WHAT THIS TASK INVOLVES
Spot each line that carries the word "legend"; copy those lines.

(Records about charts and figures)
begin
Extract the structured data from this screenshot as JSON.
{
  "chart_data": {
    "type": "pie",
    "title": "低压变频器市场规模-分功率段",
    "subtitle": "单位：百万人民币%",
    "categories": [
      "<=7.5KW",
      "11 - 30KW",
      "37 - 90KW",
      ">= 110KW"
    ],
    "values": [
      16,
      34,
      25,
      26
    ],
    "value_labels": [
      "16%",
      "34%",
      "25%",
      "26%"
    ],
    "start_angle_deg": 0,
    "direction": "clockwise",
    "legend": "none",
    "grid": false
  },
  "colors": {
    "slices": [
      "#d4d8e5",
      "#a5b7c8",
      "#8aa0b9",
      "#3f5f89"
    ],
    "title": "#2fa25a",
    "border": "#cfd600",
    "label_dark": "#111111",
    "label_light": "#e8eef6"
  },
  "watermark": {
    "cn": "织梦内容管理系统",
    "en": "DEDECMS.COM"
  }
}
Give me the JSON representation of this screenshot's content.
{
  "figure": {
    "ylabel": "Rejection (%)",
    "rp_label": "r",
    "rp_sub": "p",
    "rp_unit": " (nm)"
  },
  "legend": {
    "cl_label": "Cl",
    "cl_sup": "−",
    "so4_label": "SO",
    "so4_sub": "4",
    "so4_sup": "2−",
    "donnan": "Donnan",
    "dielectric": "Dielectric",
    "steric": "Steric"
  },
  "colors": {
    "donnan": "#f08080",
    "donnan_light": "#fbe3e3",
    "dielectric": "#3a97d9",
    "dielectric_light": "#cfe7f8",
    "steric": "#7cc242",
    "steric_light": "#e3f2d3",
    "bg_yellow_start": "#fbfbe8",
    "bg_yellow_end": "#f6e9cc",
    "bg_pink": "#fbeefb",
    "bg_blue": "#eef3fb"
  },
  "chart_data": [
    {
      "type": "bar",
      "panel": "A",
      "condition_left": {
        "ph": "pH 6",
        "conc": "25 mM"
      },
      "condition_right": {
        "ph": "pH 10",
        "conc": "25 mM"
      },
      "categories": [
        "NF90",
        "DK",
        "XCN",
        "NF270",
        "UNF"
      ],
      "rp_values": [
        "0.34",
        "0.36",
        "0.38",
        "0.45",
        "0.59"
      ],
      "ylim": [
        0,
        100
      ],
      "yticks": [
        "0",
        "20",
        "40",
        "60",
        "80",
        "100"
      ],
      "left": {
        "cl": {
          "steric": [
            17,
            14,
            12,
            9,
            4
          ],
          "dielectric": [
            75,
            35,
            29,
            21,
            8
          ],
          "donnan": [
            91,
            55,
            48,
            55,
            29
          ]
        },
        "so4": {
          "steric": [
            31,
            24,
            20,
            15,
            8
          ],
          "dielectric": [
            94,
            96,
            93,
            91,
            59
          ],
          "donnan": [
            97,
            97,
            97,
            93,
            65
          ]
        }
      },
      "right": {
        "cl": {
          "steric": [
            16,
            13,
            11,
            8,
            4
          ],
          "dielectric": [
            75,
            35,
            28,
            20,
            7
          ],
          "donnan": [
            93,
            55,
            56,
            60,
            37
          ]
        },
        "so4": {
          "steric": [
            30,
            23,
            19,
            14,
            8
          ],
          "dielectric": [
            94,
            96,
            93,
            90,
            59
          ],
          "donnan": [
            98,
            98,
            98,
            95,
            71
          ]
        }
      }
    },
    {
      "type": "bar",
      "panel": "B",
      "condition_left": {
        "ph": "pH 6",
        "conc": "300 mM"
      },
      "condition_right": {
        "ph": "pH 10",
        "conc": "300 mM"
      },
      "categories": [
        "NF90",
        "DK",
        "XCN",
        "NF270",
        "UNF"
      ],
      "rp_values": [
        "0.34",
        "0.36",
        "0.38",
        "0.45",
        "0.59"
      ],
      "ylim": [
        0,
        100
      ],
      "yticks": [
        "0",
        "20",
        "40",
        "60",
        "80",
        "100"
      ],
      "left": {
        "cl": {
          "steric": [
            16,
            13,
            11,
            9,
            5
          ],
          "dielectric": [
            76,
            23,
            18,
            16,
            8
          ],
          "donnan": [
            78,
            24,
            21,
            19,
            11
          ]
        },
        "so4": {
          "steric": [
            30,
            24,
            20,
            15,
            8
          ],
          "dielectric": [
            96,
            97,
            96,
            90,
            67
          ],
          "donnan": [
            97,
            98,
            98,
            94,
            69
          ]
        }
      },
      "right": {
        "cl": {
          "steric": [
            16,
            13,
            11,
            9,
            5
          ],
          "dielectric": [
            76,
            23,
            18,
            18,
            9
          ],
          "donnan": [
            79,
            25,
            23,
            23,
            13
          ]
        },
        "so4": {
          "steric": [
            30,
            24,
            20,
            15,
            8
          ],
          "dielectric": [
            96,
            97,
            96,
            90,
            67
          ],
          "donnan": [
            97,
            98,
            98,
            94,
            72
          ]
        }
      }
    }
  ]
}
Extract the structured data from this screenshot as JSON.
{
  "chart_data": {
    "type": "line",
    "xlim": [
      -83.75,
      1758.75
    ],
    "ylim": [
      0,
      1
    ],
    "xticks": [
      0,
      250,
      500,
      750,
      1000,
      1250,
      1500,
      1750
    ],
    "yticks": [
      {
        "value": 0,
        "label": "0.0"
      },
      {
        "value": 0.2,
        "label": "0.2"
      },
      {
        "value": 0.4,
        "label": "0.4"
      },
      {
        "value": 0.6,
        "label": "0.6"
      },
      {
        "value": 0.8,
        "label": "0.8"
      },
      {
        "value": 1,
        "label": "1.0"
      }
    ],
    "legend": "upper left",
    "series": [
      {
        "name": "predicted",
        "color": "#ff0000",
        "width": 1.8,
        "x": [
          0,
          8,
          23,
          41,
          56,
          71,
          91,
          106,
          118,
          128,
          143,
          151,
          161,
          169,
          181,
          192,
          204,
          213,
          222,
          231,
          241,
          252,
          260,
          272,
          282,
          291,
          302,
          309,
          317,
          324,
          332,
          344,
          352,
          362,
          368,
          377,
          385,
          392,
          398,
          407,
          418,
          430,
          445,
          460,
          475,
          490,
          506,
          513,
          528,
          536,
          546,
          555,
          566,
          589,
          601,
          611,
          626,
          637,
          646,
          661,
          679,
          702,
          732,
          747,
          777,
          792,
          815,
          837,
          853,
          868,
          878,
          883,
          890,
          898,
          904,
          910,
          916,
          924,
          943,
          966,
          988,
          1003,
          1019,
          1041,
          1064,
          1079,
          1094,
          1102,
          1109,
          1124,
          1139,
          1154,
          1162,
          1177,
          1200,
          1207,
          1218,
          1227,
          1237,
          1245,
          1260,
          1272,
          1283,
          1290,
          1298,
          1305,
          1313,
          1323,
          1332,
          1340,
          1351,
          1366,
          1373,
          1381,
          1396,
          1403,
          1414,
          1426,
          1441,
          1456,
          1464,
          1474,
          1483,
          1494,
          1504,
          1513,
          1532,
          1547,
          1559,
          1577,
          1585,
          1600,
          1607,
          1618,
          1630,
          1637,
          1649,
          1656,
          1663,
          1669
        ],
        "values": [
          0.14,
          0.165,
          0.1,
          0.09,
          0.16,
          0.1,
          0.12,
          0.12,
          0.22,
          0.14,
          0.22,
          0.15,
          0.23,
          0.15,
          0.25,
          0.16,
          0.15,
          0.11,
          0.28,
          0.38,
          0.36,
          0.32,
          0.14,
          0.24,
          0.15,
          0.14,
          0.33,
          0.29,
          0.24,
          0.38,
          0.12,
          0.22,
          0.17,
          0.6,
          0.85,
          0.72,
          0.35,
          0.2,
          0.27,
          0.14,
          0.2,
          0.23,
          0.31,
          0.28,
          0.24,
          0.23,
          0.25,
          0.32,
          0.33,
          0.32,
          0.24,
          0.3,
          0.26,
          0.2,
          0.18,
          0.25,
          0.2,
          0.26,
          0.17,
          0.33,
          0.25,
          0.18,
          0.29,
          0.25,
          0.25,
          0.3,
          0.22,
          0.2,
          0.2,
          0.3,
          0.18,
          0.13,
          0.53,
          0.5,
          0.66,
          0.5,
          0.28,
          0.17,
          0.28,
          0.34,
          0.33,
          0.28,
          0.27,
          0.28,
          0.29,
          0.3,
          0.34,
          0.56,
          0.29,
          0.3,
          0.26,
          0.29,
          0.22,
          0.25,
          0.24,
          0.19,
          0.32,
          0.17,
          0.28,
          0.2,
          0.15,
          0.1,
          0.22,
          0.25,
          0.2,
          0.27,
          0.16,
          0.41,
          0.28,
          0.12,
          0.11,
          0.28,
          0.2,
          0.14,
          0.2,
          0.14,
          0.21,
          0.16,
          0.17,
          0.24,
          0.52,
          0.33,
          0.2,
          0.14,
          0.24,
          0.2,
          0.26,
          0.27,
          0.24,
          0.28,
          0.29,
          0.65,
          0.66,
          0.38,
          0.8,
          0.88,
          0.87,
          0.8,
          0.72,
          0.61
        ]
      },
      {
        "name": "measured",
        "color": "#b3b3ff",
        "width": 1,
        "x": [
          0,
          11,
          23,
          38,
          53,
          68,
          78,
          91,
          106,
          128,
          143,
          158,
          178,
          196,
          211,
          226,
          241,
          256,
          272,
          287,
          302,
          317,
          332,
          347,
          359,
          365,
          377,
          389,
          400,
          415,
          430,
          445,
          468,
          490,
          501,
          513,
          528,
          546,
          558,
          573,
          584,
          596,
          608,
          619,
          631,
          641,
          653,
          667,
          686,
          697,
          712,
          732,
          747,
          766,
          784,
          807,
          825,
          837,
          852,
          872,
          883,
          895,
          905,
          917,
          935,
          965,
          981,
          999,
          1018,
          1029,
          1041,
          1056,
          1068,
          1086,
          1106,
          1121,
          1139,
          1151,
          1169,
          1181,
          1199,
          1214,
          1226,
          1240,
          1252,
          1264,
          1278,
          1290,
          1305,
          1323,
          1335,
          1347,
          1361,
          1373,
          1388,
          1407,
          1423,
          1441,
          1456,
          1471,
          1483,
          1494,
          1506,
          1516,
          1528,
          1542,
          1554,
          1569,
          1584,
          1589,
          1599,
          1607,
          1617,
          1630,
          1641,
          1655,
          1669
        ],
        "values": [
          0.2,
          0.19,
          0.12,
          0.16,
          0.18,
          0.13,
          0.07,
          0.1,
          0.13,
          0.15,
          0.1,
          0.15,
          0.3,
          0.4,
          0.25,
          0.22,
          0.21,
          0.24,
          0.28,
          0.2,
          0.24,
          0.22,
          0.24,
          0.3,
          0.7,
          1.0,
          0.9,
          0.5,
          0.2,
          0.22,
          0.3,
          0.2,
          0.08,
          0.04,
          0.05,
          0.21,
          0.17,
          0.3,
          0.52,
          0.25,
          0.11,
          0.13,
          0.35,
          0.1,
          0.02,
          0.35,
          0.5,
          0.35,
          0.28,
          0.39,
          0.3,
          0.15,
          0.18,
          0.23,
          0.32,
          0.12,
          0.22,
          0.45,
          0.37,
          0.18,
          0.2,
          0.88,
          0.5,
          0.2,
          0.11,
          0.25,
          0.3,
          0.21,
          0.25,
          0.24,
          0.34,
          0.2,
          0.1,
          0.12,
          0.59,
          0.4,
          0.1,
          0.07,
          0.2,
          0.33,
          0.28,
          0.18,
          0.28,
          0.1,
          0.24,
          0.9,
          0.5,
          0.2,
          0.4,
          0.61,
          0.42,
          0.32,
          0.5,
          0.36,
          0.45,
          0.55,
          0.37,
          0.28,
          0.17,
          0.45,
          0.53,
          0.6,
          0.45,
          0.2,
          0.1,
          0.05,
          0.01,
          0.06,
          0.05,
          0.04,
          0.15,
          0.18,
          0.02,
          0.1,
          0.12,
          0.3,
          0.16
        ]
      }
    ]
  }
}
end
WRITTEN ANSWER
    "legend": "none",
  "legend": {
    "legend": "upper left",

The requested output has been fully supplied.